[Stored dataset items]
----------------------------------------

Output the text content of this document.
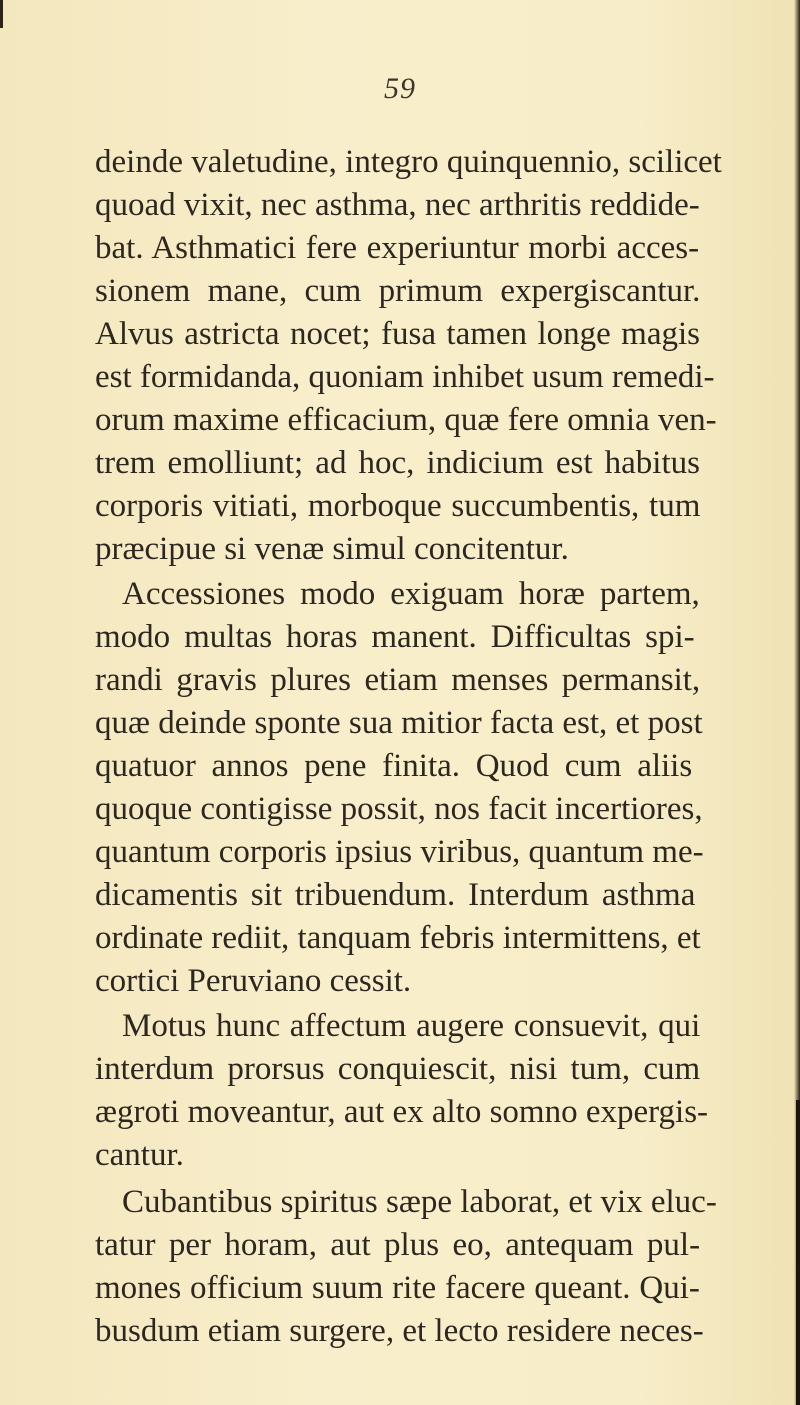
59
deinde valetudine, integro quinquennio, scilicet
quoad vixit, nec asthma, nec arthritis reddide-
bat. Asthmatici fere experiuntur morbi acces-
sionem mane, cum primum expergiscantur.
Alvus astricta nocet; fusa tamen longe magis
est formidanda, quoniam inhibet usum remedi-
orum maxime efficacium, quæ fere omnia ven-
trem emolliunt; ad hoc, indicium est habitus
corporis vitiati, morboque succumbentis, tum
præcipue si venæ simul concitentur.
Accessiones modo exiguam horæ partem,
modo multas horas manent. Difficultas spi-
randi gravis plures etiam menses permansit,
quæ deinde sponte sua mitior facta est, et post
quatuor annos pene finita. Quod cum aliis
quoque contigisse possit, nos facit incertiores,
quantum corporis ipsius viribus, quantum me-
dicamentis sit tribuendum. Interdum asthma
ordinate rediit, tanquam febris intermittens, et
cortici Peruviano cessit.
Motus hunc affectum augere consuevit, qui
interdum prorsus conquiescit, nisi tum, cum
ægroti moveantur, aut ex alto somno expergis-
cantur.
Cubantibus spiritus sæpe laborat, et vix eluc-
tatur per horam, aut plus eo, antequam pul-
mones officium suum rite facere queant. Qui-
busdum etiam surgere, et lecto residere neces-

----------------------------------------

* _Prompt_
Go through the data above and transcribe it in full, omitting any image.

* _The reply_
Output the text content of this document.
59
deinde valetudine, integro quinquennio, scilicet
quoad vixit, nec asthma, nec arthritis reddide-
bat. Asthmatici fere experiuntur morbi acces-
sionem mane, cum primum expergiscantur.
Alvus astricta nocet; fusa tamen longe magis
est formidanda, quoniam inhibet usum remedi-
orum maxime efficacium, quæ fere omnia ven-
trem emolliunt; ad hoc, indicium est habitus
corporis vitiati, morboque succumbentis, tum
præcipue si venæ simul concitentur.
Accessiones modo exiguam horæ partem,
modo multas horas manent. Difficultas spi-
randi gravis plures etiam menses permansit,
quæ deinde sponte sua mitior facta est, et post
quatuor annos pene finita. Quod cum aliis
quoque contigisse possit, nos facit incertiores,
quantum corporis ipsius viribus, quantum me-
dicamentis sit tribuendum. Interdum asthma
ordinate rediit, tanquam febris intermittens, et
cortici Peruviano cessit.
Motus hunc affectum augere consuevit, qui
interdum prorsus conquiescit, nisi tum, cum
ægroti moveantur, aut ex alto somno expergis-
cantur.
Cubantibus spiritus sæpe laborat, et vix eluc-
tatur per horam, aut plus eo, antequam pul-
mones officium suum rite facere queant. Qui-
busdum etiam surgere, et lecto residere neces-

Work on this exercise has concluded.